- **Problem details**: Output the material beneath this task exactly, images excluded.

- **Rows**:
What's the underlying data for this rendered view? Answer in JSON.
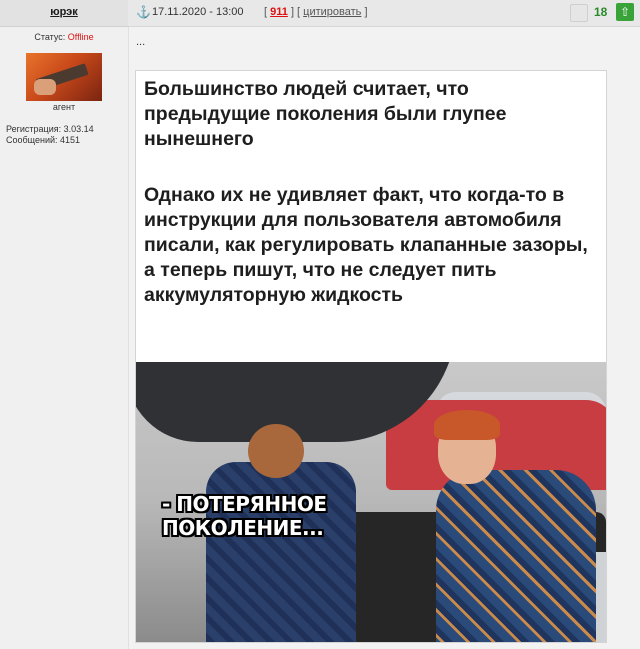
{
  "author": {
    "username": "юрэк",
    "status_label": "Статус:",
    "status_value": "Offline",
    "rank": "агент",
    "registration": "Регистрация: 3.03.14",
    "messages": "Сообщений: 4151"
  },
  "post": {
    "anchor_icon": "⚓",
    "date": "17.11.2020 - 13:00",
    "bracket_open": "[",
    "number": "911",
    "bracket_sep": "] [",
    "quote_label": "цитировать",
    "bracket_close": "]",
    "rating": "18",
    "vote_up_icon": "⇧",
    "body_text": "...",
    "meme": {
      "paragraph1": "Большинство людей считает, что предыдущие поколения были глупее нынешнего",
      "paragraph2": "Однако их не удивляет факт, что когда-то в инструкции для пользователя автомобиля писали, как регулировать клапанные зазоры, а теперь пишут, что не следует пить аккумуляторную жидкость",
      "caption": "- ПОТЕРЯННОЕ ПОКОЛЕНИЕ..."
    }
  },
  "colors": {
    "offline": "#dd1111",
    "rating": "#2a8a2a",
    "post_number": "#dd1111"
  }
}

- **Result of this task**:
What's the underlying data for this rendered view? Answer in JSON.
{
  "author": {
    "username": "юрэк",
    "status_label": "Статус:",
    "status_value": "Offline",
    "rank": "агент",
    "registration": "Регистрация: 3.03.14",
    "messages": "Сообщений: 4151"
  },
  "post": {
    "anchor_icon": "⚓",
    "date": "17.11.2020 - 13:00",
    "bracket_open": "[",
    "number": "911",
    "bracket_sep": "] [",
    "quote_label": "цитировать",
    "bracket_close": "]",
    "rating": "18",
    "vote_up_icon": "⇧",
    "body_text": "...",
    "meme": {
      "paragraph1": "Большинство людей считает, что предыдущие поколения были глупее нынешнего",
      "paragraph2": "Однако их не удивляет факт, что когда-то в инструкции для пользователя автомобиля писали, как регулировать клапанные зазоры, а теперь пишут, что не следует пить аккумуляторную жидкость",
      "caption": "- ПОТЕРЯННОЕ ПОКОЛЕНИЕ..."
    }
  },
  "colors": {
    "offline": "#dd1111",
    "rating": "#2a8a2a",
    "post_number": "#dd1111"
  }
}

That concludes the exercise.